[Figure dataset records]
[Start]
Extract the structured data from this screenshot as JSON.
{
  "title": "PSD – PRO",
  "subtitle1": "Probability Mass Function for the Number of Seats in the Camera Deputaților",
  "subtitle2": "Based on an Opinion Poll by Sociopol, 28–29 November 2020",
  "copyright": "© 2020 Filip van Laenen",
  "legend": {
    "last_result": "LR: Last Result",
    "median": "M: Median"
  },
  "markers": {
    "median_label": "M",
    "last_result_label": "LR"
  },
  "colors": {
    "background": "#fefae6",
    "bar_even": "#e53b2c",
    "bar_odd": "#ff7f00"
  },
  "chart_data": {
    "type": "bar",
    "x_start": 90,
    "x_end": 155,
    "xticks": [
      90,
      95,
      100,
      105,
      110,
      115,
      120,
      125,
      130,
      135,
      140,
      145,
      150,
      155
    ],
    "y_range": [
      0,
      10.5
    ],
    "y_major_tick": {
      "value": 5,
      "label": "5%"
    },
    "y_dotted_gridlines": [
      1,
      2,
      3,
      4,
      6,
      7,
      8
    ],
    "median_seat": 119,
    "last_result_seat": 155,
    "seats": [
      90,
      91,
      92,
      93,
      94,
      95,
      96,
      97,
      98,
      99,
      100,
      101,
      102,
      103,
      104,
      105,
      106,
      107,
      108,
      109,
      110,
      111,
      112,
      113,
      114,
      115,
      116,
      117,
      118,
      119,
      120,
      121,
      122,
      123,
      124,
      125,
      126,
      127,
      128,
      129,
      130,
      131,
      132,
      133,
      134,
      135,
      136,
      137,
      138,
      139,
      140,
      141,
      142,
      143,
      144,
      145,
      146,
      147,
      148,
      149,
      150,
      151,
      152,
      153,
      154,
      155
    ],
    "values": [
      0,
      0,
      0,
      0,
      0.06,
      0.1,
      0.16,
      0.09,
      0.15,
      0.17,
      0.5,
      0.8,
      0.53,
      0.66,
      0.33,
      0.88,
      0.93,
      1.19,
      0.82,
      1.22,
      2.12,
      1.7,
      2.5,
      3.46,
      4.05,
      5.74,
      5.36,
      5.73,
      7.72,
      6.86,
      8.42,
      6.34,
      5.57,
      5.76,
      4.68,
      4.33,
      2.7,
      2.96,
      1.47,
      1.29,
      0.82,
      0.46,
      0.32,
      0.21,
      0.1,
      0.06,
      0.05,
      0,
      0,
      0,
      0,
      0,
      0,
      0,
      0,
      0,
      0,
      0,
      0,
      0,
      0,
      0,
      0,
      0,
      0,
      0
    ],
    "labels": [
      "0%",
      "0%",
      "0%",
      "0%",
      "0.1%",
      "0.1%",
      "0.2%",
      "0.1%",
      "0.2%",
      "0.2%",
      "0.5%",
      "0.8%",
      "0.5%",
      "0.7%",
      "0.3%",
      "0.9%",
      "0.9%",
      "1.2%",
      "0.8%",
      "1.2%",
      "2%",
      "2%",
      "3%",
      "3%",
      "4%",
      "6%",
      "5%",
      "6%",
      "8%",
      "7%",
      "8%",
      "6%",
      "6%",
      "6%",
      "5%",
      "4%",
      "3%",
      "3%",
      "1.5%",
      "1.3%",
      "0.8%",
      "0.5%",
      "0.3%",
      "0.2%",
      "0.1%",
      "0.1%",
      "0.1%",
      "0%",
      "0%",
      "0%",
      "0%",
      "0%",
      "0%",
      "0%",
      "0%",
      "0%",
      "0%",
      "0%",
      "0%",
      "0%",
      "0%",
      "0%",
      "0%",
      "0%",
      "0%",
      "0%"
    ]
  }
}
[End]
§ GIVEN TASK: Return the listing above word for word.

§ PROBLEM SOLUTION:
Extract the structured data from this screenshot as JSON.
{
  "title": "PSD – PRO",
  "subtitle1": "Probability Mass Function for the Number of Seats in the Camera Deputaților",
  "subtitle2": "Based on an Opinion Poll by Sociopol, 28–29 November 2020",
  "copyright": "© 2020 Filip van Laenen",
  "legend": {
    "last_result": "LR: Last Result",
    "median": "M: Median"
  },
  "markers": {
    "median_label": "M",
    "last_result_label": "LR"
  },
  "colors": {
    "background": "#fefae6",
    "bar_even": "#e53b2c",
    "bar_odd": "#ff7f00"
  },
  "chart_data": {
    "type": "bar",
    "x_start": 90,
    "x_end": 155,
    "xticks": [
      90,
      95,
      100,
      105,
      110,
      115,
      120,
      125,
      130,
      135,
      140,
      145,
      150,
      155
    ],
    "y_range": [
      0,
      10.5
    ],
    "y_major_tick": {
      "value": 5,
      "label": "5%"
    },
    "y_dotted_gridlines": [
      1,
      2,
      3,
      4,
      6,
      7,
      8
    ],
    "median_seat": 119,
    "last_result_seat": 155,
    "seats": [
      90,
      91,
      92,
      93,
      94,
      95,
      96,
      97,
      98,
      99,
      100,
      101,
      102,
      103,
      104,
      105,
      106,
      107,
      108,
      109,
      110,
      111,
      112,
      113,
      114,
      115,
      116,
      117,
      118,
      119,
      120,
      121,
      122,
      123,
      124,
      125,
      126,
      127,
      128,
      129,
      130,
      131,
      132,
      133,
      134,
      135,
      136,
      137,
      138,
      139,
      140,
      141,
      142,
      143,
      144,
      145,
      146,
      147,
      148,
      149,
      150,
      151,
      152,
      153,
      154,
      155
    ],
    "values": [
      0,
      0,
      0,
      0,
      0.06,
      0.1,
      0.16,
      0.09,
      0.15,
      0.17,
      0.5,
      0.8,
      0.53,
      0.66,
      0.33,
      0.88,
      0.93,
      1.19,
      0.82,
      1.22,
      2.12,
      1.7,
      2.5,
      3.46,
      4.05,
      5.74,
      5.36,
      5.73,
      7.72,
      6.86,
      8.42,
      6.34,
      5.57,
      5.76,
      4.68,
      4.33,
      2.7,
      2.96,
      1.47,
      1.29,
      0.82,
      0.46,
      0.32,
      0.21,
      0.1,
      0.06,
      0.05,
      0,
      0,
      0,
      0,
      0,
      0,
      0,
      0,
      0,
      0,
      0,
      0,
      0,
      0,
      0,
      0,
      0,
      0,
      0
    ],
    "labels": [
      "0%",
      "0%",
      "0%",
      "0%",
      "0.1%",
      "0.1%",
      "0.2%",
      "0.1%",
      "0.2%",
      "0.2%",
      "0.5%",
      "0.8%",
      "0.5%",
      "0.7%",
      "0.3%",
      "0.9%",
      "0.9%",
      "1.2%",
      "0.8%",
      "1.2%",
      "2%",
      "2%",
      "3%",
      "3%",
      "4%",
      "6%",
      "5%",
      "6%",
      "8%",
      "7%",
      "8%",
      "6%",
      "6%",
      "6%",
      "5%",
      "4%",
      "3%",
      "3%",
      "1.5%",
      "1.3%",
      "0.8%",
      "0.5%",
      "0.3%",
      "0.2%",
      "0.1%",
      "0.1%",
      "0.1%",
      "0%",
      "0%",
      "0%",
      "0%",
      "0%",
      "0%",
      "0%",
      "0%",
      "0%",
      "0%",
      "0%",
      "0%",
      "0%",
      "0%",
      "0%",
      "0%",
      "0%",
      "0%",
      "0%"
    ]
  }
}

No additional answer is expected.